Records excerpted from a collection:

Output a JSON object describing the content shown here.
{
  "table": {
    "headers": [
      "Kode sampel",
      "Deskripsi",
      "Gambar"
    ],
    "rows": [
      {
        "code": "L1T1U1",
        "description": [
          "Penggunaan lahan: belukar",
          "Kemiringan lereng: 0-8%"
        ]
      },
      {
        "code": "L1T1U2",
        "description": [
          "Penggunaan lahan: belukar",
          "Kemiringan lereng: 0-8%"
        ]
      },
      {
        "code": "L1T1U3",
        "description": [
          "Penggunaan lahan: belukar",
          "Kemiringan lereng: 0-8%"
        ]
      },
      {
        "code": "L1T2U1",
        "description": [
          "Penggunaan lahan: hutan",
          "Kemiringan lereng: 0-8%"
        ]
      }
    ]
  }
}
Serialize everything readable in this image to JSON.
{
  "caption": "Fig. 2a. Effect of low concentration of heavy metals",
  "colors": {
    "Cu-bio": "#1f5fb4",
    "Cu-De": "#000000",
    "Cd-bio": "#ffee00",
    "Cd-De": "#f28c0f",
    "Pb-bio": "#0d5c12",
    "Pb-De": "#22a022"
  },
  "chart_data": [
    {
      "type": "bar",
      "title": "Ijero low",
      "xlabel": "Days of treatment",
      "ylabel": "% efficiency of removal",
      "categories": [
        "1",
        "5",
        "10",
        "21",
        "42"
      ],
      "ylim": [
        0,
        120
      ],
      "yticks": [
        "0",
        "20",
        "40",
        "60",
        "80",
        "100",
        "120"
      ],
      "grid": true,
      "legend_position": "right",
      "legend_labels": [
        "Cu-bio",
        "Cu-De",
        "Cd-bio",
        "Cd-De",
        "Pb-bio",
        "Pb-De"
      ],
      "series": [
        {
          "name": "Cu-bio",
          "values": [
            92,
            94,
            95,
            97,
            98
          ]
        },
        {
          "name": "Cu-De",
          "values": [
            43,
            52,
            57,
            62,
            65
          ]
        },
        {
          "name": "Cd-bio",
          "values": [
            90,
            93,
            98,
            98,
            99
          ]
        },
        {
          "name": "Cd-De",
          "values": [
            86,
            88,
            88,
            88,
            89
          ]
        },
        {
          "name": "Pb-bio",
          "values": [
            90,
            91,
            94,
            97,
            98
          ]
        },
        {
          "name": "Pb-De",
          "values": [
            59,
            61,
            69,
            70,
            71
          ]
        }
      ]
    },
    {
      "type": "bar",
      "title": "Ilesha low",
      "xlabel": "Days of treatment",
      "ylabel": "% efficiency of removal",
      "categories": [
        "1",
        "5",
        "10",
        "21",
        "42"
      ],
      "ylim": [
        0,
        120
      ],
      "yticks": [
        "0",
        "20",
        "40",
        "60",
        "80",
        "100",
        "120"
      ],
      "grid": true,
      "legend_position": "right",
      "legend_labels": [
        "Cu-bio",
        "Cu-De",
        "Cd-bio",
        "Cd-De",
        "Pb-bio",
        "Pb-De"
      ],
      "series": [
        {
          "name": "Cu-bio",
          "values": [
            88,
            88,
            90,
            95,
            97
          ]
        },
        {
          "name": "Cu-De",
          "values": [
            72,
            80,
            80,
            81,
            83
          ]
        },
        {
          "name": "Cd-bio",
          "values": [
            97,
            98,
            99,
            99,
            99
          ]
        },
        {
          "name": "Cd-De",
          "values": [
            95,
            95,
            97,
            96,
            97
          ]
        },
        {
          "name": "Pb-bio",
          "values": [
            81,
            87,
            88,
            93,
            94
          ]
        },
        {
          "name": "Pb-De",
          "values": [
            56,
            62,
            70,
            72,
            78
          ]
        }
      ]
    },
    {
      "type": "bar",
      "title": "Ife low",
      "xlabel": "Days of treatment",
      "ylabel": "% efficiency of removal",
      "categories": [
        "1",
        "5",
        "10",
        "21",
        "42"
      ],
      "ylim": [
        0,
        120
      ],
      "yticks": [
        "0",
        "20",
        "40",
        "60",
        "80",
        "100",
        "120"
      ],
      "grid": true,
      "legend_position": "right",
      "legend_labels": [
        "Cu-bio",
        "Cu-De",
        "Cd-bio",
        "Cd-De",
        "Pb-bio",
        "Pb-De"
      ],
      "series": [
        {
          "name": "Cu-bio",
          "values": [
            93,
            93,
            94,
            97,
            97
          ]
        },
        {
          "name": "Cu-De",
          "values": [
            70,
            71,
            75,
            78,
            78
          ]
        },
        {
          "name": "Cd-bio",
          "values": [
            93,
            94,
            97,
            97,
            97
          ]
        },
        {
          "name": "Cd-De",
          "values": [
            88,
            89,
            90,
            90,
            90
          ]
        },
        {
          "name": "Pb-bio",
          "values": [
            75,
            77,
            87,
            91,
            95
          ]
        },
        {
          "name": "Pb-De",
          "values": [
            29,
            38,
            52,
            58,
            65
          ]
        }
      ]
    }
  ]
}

# WHAT YOU WILL DO:
Write each line above out exactly.

# COMPLETE RESPONSE:
Output a JSON object describing the content shown here.
{
  "table": {
    "headers": [
      "Kode sampel",
      "Deskripsi",
      "Gambar"
    ],
    "rows": [
      {
        "code": "L1T1U1",
        "description": [
          "Penggunaan lahan: belukar",
          "Kemiringan lereng: 0-8%"
        ]
      },
      {
        "code": "L1T1U2",
        "description": [
          "Penggunaan lahan: belukar",
          "Kemiringan lereng: 0-8%"
        ]
      },
      {
        "code": "L1T1U3",
        "description": [
          "Penggunaan lahan: belukar",
          "Kemiringan lereng: 0-8%"
        ]
      },
      {
        "code": "L1T2U1",
        "description": [
          "Penggunaan lahan: hutan",
          "Kemiringan lereng: 0-8%"
        ]
      }
    ]
  }
}
Serialize everything readable in this image to JSON.
{
  "caption": "Fig. 2a. Effect of low concentration of heavy metals",
  "colors": {
    "Cu-bio": "#1f5fb4",
    "Cu-De": "#000000",
    "Cd-bio": "#ffee00",
    "Cd-De": "#f28c0f",
    "Pb-bio": "#0d5c12",
    "Pb-De": "#22a022"
  },
  "chart_data": [
    {
      "type": "bar",
      "title": "Ijero low",
      "xlabel": "Days of treatment",
      "ylabel": "% efficiency of removal",
      "categories": [
        "1",
        "5",
        "10",
        "21",
        "42"
      ],
      "ylim": [
        0,
        120
      ],
      "yticks": [
        "0",
        "20",
        "40",
        "60",
        "80",
        "100",
        "120"
      ],
      "grid": true,
      "legend_position": "right",
      "legend_labels": [
        "Cu-bio",
        "Cu-De",
        "Cd-bio",
        "Cd-De",
        "Pb-bio",
        "Pb-De"
      ],
      "series": [
        {
          "name": "Cu-bio",
          "values": [
            92,
            94,
            95,
            97,
            98
          ]
        },
        {
          "name": "Cu-De",
          "values": [
            43,
            52,
            57,
            62,
            65
          ]
        },
        {
          "name": "Cd-bio",
          "values": [
            90,
            93,
            98,
            98,
            99
          ]
        },
        {
          "name": "Cd-De",
          "values": [
            86,
            88,
            88,
            88,
            89
          ]
        },
        {
          "name": "Pb-bio",
          "values": [
            90,
            91,
            94,
            97,
            98
          ]
        },
        {
          "name": "Pb-De",
          "values": [
            59,
            61,
            69,
            70,
            71
          ]
        }
      ]
    },
    {
      "type": "bar",
      "title": "Ilesha low",
      "xlabel": "Days of treatment",
      "ylabel": "% efficiency of removal",
      "categories": [
        "1",
        "5",
        "10",
        "21",
        "42"
      ],
      "ylim": [
        0,
        120
      ],
      "yticks": [
        "0",
        "20",
        "40",
        "60",
        "80",
        "100",
        "120"
      ],
      "grid": true,
      "legend_position": "right",
      "legend_labels": [
        "Cu-bio",
        "Cu-De",
        "Cd-bio",
        "Cd-De",
        "Pb-bio",
        "Pb-De"
      ],
      "series": [
        {
          "name": "Cu-bio",
          "values": [
            88,
            88,
            90,
            95,
            97
          ]
        },
        {
          "name": "Cu-De",
          "values": [
            72,
            80,
            80,
            81,
            83
          ]
        },
        {
          "name": "Cd-bio",
          "values": [
            97,
            98,
            99,
            99,
            99
          ]
        },
        {
          "name": "Cd-De",
          "values": [
            95,
            95,
            97,
            96,
            97
          ]
        },
        {
          "name": "Pb-bio",
          "values": [
            81,
            87,
            88,
            93,
            94
          ]
        },
        {
          "name": "Pb-De",
          "values": [
            56,
            62,
            70,
            72,
            78
          ]
        }
      ]
    },
    {
      "type": "bar",
      "title": "Ife low",
      "xlabel": "Days of treatment",
      "ylabel": "% efficiency of removal",
      "categories": [
        "1",
        "5",
        "10",
        "21",
        "42"
      ],
      "ylim": [
        0,
        120
      ],
      "yticks": [
        "0",
        "20",
        "40",
        "60",
        "80",
        "100",
        "120"
      ],
      "grid": true,
      "legend_position": "right",
      "legend_labels": [
        "Cu-bio",
        "Cu-De",
        "Cd-bio",
        "Cd-De",
        "Pb-bio",
        "Pb-De"
      ],
      "series": [
        {
          "name": "Cu-bio",
          "values": [
            93,
            93,
            94,
            97,
            97
          ]
        },
        {
          "name": "Cu-De",
          "values": [
            70,
            71,
            75,
            78,
            78
          ]
        },
        {
          "name": "Cd-bio",
          "values": [
            93,
            94,
            97,
            97,
            97
          ]
        },
        {
          "name": "Cd-De",
          "values": [
            88,
            89,
            90,
            90,
            90
          ]
        },
        {
          "name": "Pb-bio",
          "values": [
            75,
            77,
            87,
            91,
            95
          ]
        },
        {
          "name": "Pb-De",
          "values": [
            29,
            38,
            52,
            58,
            65
          ]
        }
      ]
    }
  ]
}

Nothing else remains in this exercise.